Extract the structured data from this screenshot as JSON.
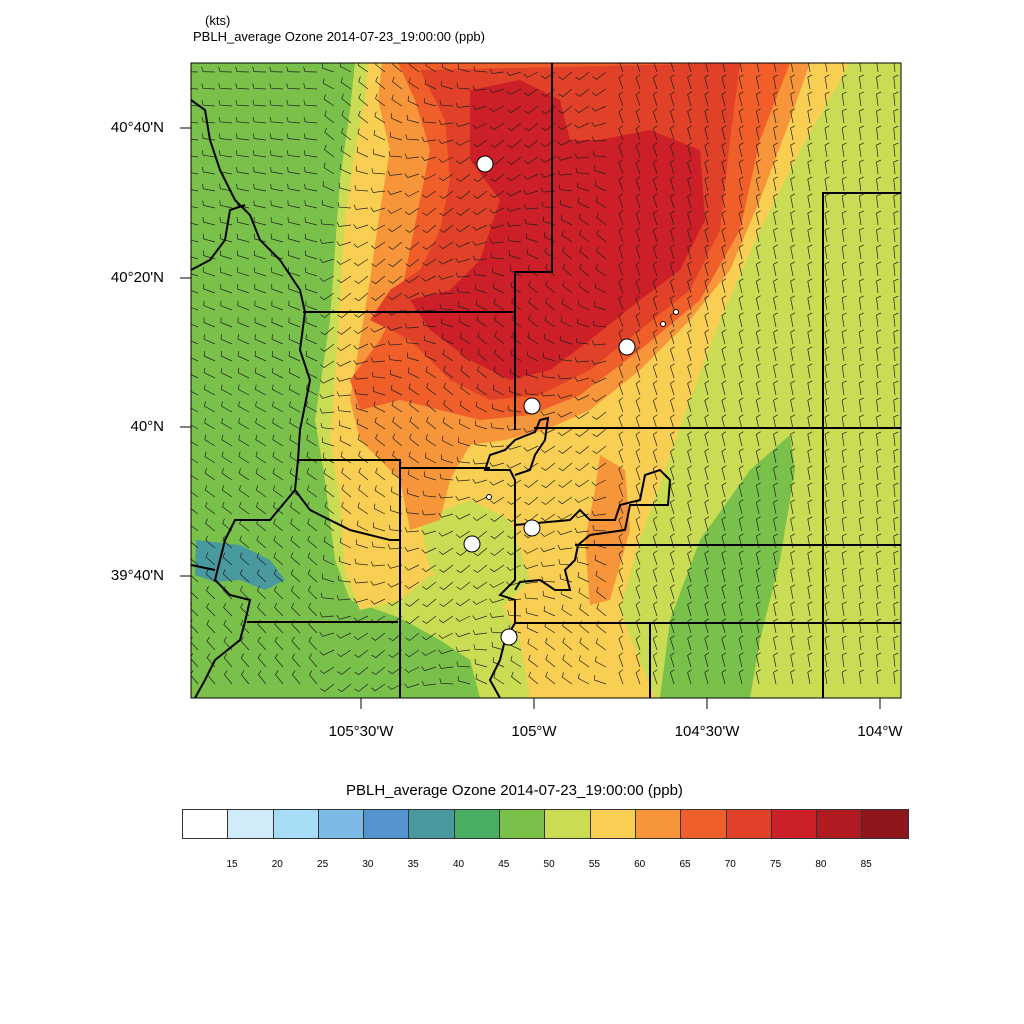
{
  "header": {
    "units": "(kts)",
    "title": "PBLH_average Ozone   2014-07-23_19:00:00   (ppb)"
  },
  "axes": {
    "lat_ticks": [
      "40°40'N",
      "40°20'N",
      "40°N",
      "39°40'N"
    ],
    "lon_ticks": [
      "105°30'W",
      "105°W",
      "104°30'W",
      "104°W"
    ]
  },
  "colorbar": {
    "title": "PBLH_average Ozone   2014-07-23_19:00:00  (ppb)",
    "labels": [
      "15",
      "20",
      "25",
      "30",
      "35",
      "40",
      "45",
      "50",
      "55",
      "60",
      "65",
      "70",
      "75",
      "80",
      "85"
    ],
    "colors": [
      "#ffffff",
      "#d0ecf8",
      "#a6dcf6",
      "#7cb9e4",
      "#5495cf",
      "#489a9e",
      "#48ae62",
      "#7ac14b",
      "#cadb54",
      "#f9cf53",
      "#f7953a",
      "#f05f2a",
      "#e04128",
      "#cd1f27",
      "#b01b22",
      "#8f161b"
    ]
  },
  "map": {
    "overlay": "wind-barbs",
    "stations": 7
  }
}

...

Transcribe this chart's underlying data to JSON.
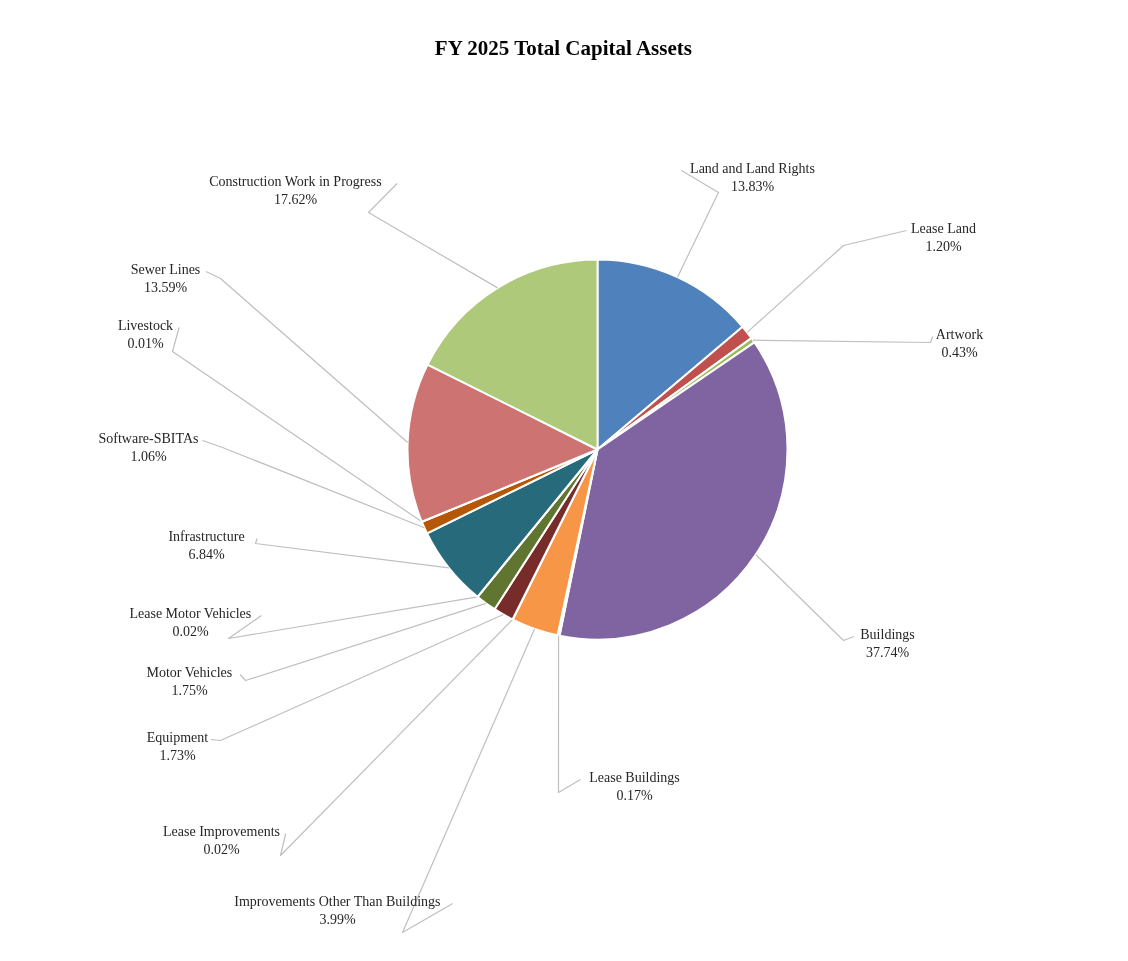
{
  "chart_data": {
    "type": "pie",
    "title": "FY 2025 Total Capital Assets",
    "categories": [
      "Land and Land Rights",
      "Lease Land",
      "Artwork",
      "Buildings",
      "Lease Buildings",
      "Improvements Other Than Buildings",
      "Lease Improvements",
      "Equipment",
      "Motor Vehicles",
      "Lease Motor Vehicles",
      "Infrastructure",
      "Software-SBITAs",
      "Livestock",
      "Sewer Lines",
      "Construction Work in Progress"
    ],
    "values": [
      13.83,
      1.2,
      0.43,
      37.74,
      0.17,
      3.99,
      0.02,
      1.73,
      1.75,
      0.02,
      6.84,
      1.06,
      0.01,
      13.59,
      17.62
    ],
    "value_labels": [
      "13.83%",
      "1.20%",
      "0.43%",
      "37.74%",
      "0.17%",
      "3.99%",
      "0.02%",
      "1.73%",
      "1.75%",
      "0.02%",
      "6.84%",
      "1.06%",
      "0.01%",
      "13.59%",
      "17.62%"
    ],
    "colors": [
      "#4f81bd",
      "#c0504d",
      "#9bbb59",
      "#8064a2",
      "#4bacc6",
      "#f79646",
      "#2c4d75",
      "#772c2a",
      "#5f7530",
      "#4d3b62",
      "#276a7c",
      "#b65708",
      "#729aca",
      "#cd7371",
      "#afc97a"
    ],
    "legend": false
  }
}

==

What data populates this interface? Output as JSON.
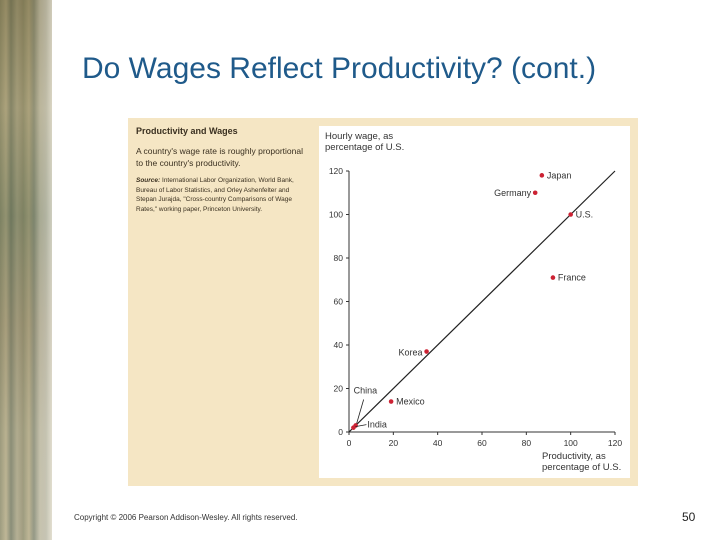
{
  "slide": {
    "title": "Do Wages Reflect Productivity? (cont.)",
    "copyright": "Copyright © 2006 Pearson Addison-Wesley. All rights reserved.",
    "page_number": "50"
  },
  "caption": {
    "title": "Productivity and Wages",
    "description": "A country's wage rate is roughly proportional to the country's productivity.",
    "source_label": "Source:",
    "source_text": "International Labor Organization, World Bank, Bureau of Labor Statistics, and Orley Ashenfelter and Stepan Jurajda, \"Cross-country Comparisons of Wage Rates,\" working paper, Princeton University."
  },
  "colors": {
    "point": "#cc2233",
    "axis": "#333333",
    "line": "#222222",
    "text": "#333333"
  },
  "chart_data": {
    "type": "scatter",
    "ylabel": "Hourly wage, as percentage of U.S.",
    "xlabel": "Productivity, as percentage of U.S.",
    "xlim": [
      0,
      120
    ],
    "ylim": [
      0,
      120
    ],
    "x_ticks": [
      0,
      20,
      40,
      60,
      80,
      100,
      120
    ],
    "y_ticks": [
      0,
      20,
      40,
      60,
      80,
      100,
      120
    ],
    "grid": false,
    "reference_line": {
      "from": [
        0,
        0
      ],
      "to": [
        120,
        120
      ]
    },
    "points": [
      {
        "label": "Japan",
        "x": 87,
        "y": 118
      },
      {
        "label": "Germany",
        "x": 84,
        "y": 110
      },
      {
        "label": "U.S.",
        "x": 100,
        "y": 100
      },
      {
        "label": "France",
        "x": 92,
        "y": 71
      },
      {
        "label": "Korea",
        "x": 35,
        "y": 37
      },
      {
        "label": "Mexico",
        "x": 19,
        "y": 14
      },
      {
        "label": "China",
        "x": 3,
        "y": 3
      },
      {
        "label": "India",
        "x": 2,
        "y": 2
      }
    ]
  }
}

=== Task description ===
Copy each line of the data that contains the word "percentage".

=== Exercise result ===
    "ylabel": "Hourly wage, as percentage of U.S.",
    "xlabel": "Productivity, as percentage of U.S.",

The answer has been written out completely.